» Task requirements
Copy out every line holding the string "gangguan" from the records below.

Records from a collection
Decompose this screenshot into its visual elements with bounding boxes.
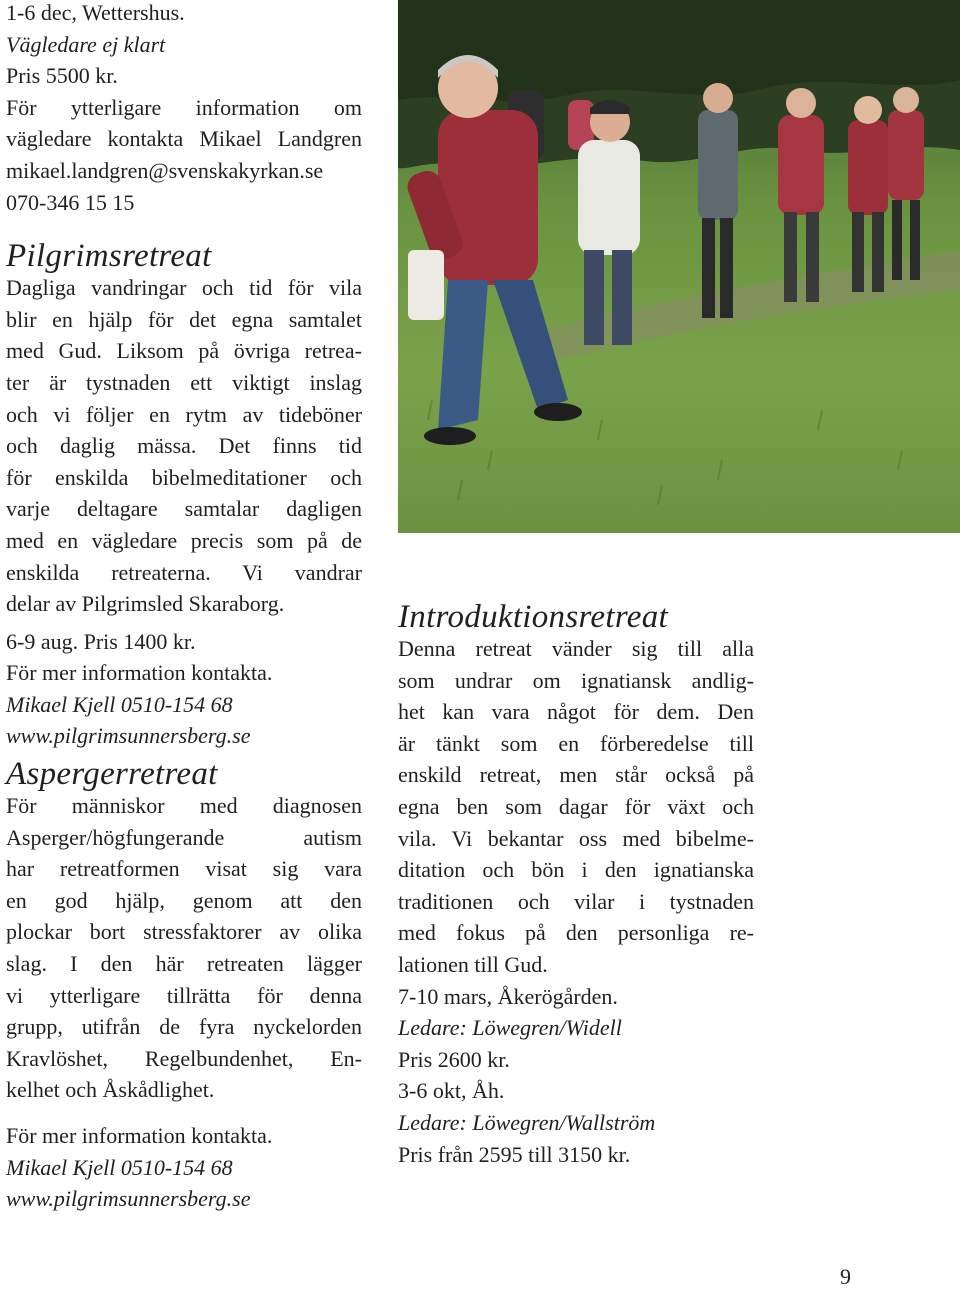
- leaders: Ledare: Löwegren/Widell: [398, 1015, 622, 1041]
- text-line: kelhet och Åskådlighet.: [6, 1077, 215, 1103]
- text-line: 1-6 dec, Wettershus.: [6, 0, 185, 25]
- intro-body: [398, 633, 754, 981]
- asperger-body: [6, 790, 362, 1106]
- text-line: egna ben som dagar för växt och: [398, 793, 754, 819]
- text-line: med en vägledare precis som på de: [6, 527, 362, 553]
- text-line: plockar bort stressfaktorer av olika: [6, 919, 362, 945]
- pilgrim-body: [6, 272, 362, 620]
- text-line: är tänkt som en förberedelse till: [398, 730, 754, 756]
- text-line: Asperger/högfungerande autism: [6, 824, 362, 850]
- text-line: För människor med diagnosen: [6, 793, 362, 819]
- text-line: varje deltagare samtalar dagligen: [6, 496, 362, 522]
- section-title: Introduktionsretreat: [398, 599, 668, 635]
- contact: Mikael Kjell 0510-154 68: [6, 691, 233, 717]
- text-line: slag. I den här retreaten lägger: [6, 951, 362, 977]
- asperger-details: [6, 1120, 362, 1215]
- text-line: Denna retreat vänder sig till alla: [398, 636, 754, 661]
- phone-number: 070-346 15 15: [6, 189, 135, 215]
- section-title: Pilgrimsretreat: [6, 238, 212, 275]
- text-line: och vi följer en rytm av tideböner: [6, 401, 362, 427]
- text-line: vägledare kontakta Mikael Landgren: [6, 126, 362, 152]
- text-line: har retreatformen visat sig vara: [6, 856, 362, 882]
- text-line: delar av Pilgrimsled Skaraborg.: [6, 591, 285, 617]
- text-line: ditation och bön i den ignatianska: [398, 857, 754, 883]
- info-block: [6, 92, 362, 218]
- price: Pris från 2595 till 3150 kr.: [398, 1141, 631, 1167]
- hikers-illustration: [398, 0, 960, 533]
- text-line: ter är tystnaden ett viktigt inslag: [6, 369, 362, 395]
- website-link[interactable]: www.pilgrimsunnersberg.se: [6, 1186, 251, 1212]
- text-line: enskild retreat, men står också på: [398, 762, 754, 788]
- text-line: För ytterligare information om: [6, 94, 362, 120]
- text-line: som undrar om ignatiansk andlig-: [398, 667, 754, 693]
- text-line: och daglig mässa. Det finns tid: [6, 433, 362, 459]
- text-line: het kan vara något för dem. Den: [398, 699, 754, 725]
- more-info: För mer information kontakta.: [6, 660, 273, 686]
- text-line: traditionen och vilar i tystnaden: [398, 888, 754, 914]
- contact: Mikael Kjell 0510-154 68: [6, 1154, 233, 1180]
- text-line: med fokus på den personliga re-: [398, 920, 754, 946]
- more-info: För mer information kontakta.: [6, 1123, 273, 1148]
- date: 3-6 okt, Åh.: [398, 1078, 505, 1104]
- pilgrim-details: [6, 626, 362, 752]
- section-title: Aspergerretreat: [6, 756, 218, 793]
- intro-details: [398, 981, 754, 1171]
- text-line: grupp, utifrån de fyra nyckelorden: [6, 1014, 362, 1040]
- date-price: 6-9 aug. Pris 1400 kr.: [6, 628, 196, 654]
- text-line: Pris 5500 kr.: [6, 63, 118, 89]
- left-column: [6, 0, 362, 1215]
- page-number: 9: [840, 1264, 851, 1289]
- text-line: för enskilda bibelmeditationer och: [6, 464, 362, 490]
- leaders: Ledare: Löwegren/Wallström: [398, 1109, 656, 1135]
- price: Pris 2600 kr.: [398, 1046, 510, 1072]
- website-link[interactable]: www.pilgrimsunnersberg.se: [6, 723, 251, 749]
- text-line: blir en hjälp för det egna samtalet: [6, 306, 362, 332]
- hikers-photo: [398, 0, 960, 533]
- text-line: med Gud. Liksom på övriga retrea-: [6, 338, 362, 364]
- date: 7-10 mars, Åkerögården.: [398, 983, 618, 1009]
- text-line: Kravlöshet, Regelbundenhet, En-: [6, 1045, 362, 1071]
- text-line: en god hjälp, genom att den: [6, 887, 362, 913]
- text-line: vi ytterligare tillrätta för denna: [6, 982, 362, 1008]
- text-line: vila. Vi bekantar oss med bibelme-: [398, 825, 754, 851]
- text-line: Vägledare ej klart: [6, 31, 166, 57]
- dates-block: [6, 0, 362, 92]
- right-column: [398, 597, 754, 1170]
- email-link[interactable]: mikael.landgren@svenskakyrkan.se: [6, 157, 324, 183]
- text-line: enskilda retreaterna. Vi vandrar: [6, 559, 362, 585]
- text-line: lationen till Gud.: [398, 951, 548, 977]
- text-line: Dagliga vandringar och tid för vila: [6, 275, 362, 301]
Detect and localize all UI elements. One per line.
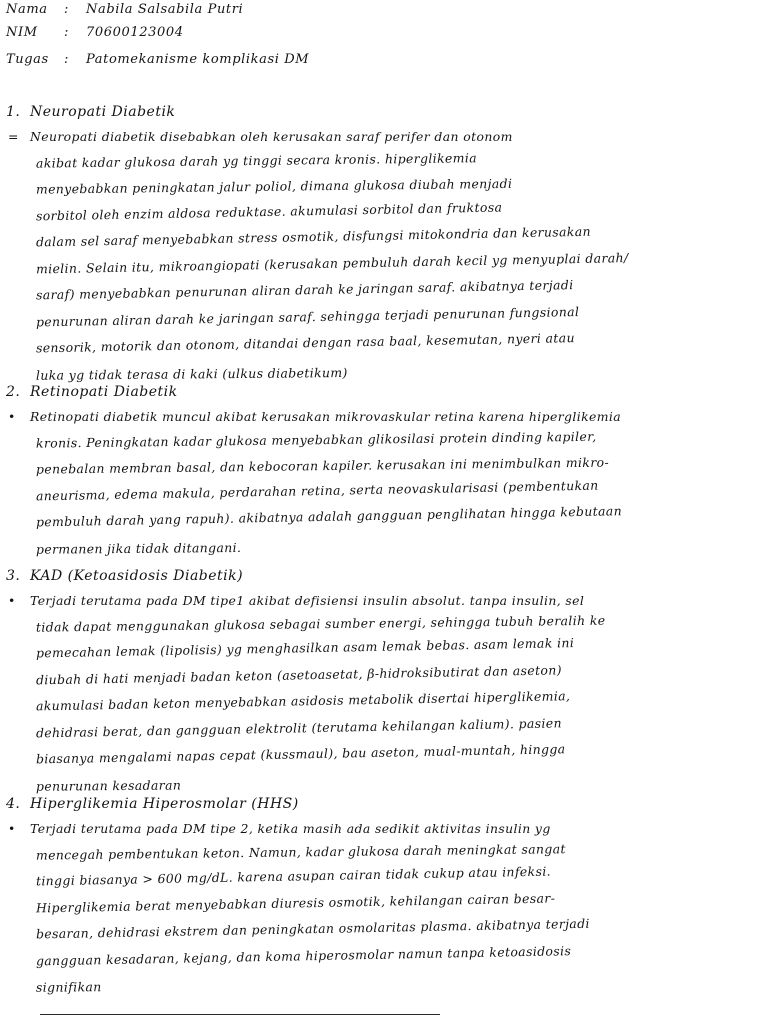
section-line: tidak dapat menggunakan glukosa sebagai sumber energi, sehingga tubuh beralih ke: [35, 612, 606, 635]
section-line: mielin. Selain itu, mikroangiopati (kerusakan pembuluh darah kecil yg menyuplai darah/: [35, 249, 629, 276]
section-bullet: •: [8, 821, 16, 836]
section-title: [6, 104, 746, 120]
nim-separator: :: [64, 25, 69, 40]
name-separator: :: [64, 2, 69, 17]
section-number: 4.: [6, 796, 21, 812]
task-label: Tugas: [6, 52, 49, 67]
task-row: [6, 52, 309, 67]
line-text: Terjadi terutama pada DM tipe 2, ketika masih ada sedikit aktivitas insulin yg: [30, 821, 551, 836]
section-number: 3.: [6, 568, 21, 584]
task-value: Patomekanisme komplikasi DM: [86, 52, 310, 67]
section-line: penurunan aliran darah ke jaringan saraf. sehingga terjadi penurunan fungsional: [35, 303, 580, 329]
line-text: Neuropati diabetik disebabkan oleh kerusakan saraf perifer dan otonom: [30, 129, 513, 144]
section-line: Hiperglikemia berat menyebabkan diuresis osmotik, kehilangan cairan besar-: [35, 889, 556, 915]
section-line: penurunan kesadaran: [35, 776, 182, 794]
name-row: [6, 2, 243, 17]
section-heading: Neuropati Diabetik: [30, 104, 176, 120]
section-line: signifikan: [35, 979, 102, 995]
section-line: permanen jika tidak ditangani.: [35, 539, 242, 557]
bottom-rule: [40, 1014, 440, 1015]
section-line: akumulasi badan keton menyebabkan asidosis metabolik disertai hiperglikemia,: [35, 688, 571, 714]
section-line: sorbitol oleh enzim aldosa reduktase. akumulasi sorbitol dan fruktosa: [35, 198, 503, 223]
section-number: 1.: [6, 104, 21, 120]
section-hhs: [6, 796, 746, 1002]
section-line: aneurisma, edema makula, perdarahan retina, serta neovaskularisasi (pembentukan: [35, 477, 599, 503]
section-line: mencegah pembentukan keton. Namun, kadar glukosa darah meningkat sangat: [35, 840, 566, 863]
name-label: Nama: [6, 2, 48, 17]
section-line: dehidrasi berat, dan gangguan elektrolit (terutama kehilangan kalium). pasien: [35, 714, 563, 740]
section-line: pemecahan lemak (lipolisis) yg menghasilkan asam lemak bebas. asam lemak ini: [35, 635, 575, 661]
section-bullet: •: [8, 409, 16, 424]
nim-row: [6, 25, 184, 40]
section-title: [6, 568, 746, 584]
nim-label: NIM: [6, 25, 38, 40]
section-heading: Hiperglikemia Hiperosmolar (HHS): [30, 796, 299, 812]
section-retinopati: [6, 384, 746, 563]
task-separator: :: [64, 52, 69, 67]
section-line: penebalan membran basal, dan kebocoran kapiler. kerusakan ini menimbulkan mikro-: [35, 454, 610, 477]
section-line: dalam sel saraf menyebabkan stress osmotik, disfungsi mitokondria dan kerusakan: [35, 223, 592, 250]
section-line: kronis. Peningkatan kadar glukosa menyebabkan glikosilasi protein dinding kapiler,: [35, 428, 597, 451]
section-line: diubah di hati menjadi badan keton (asetoasetat, β-hidroksibutirat dan aseton): [35, 661, 563, 687]
section-line: biasanya mengalami napas cepat (kussmaul), bau aseton, mual-muntah, hingga: [35, 741, 566, 767]
section-neuropati: [6, 104, 746, 389]
section-title: [6, 796, 746, 812]
section-line: pembuluh darah yang rapuh). akibatnya adalah gangguan penglihatan hingga kebutaan: [35, 503, 623, 530]
line-text: Terjadi terutama pada DM tipe1 akibat defisiensi insulin absolut. tanpa insulin, sel: [30, 593, 585, 608]
section-line: besaran, dehidrasi ekstrem dan peningkatan osmolaritas plasma. akibatnya terjadi: [35, 915, 590, 942]
line-text: Retinopati diabetik muncul akibat kerusakan mikrovaskular retina karena hiperglikemia: [30, 409, 622, 424]
section-line: akibat kadar glukosa darah yg tinggi secara kronis. hiperglikemia: [35, 149, 478, 171]
section-heading: KAD (Ketoasidosis Diabetik): [30, 568, 244, 584]
section-line: saraf) menyebabkan penurunan aliran darah ke jaringan saraf. akibatnya terjadi: [35, 277, 574, 303]
section-line: gangguan kesadaran, kejang, dan koma hiperosmolar namun tanpa ketoasidosis: [35, 942, 572, 968]
section-line: sensorik, motorik dan otonom, ditandai dengan rasa baal, kesemutan, nyeri atau: [35, 330, 576, 356]
section-bullet: •: [8, 593, 16, 608]
section-number: 2.: [6, 384, 21, 400]
section-line: menyebabkan peningkatan jalur poliol, dimana glukosa diubah menjadi: [35, 175, 513, 197]
section-kad: [6, 568, 746, 800]
section-heading: Retinopati Diabetik: [30, 384, 178, 400]
section-bullet: =: [8, 129, 19, 144]
section-line: tinggi biasanya > 600 mg/dL. karena asupan cairan tidak cukup atau infeksi.: [35, 863, 552, 889]
nim-value: 70600123004: [86, 25, 184, 40]
section-title: [6, 384, 746, 400]
name-value: Nabila Salsabila Putri: [86, 2, 244, 17]
section-line: luka yg tidak terasa di kaki (ulkus diabetikum): [35, 364, 348, 383]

» Your solution
section-line: dehidrasi berat, dan gangguan elektrolit (terutama kehilangan kalium). pasien: [35, 714, 563, 740]
section-line: pembuluh darah yang rapuh). akibatnya adalah gangguan penglihatan hingga kebutaan: [35, 503, 623, 530]
section-line: gangguan kesadaran, kejang, dan koma hiperosmolar namun tanpa ketoasidosis: [35, 942, 572, 968]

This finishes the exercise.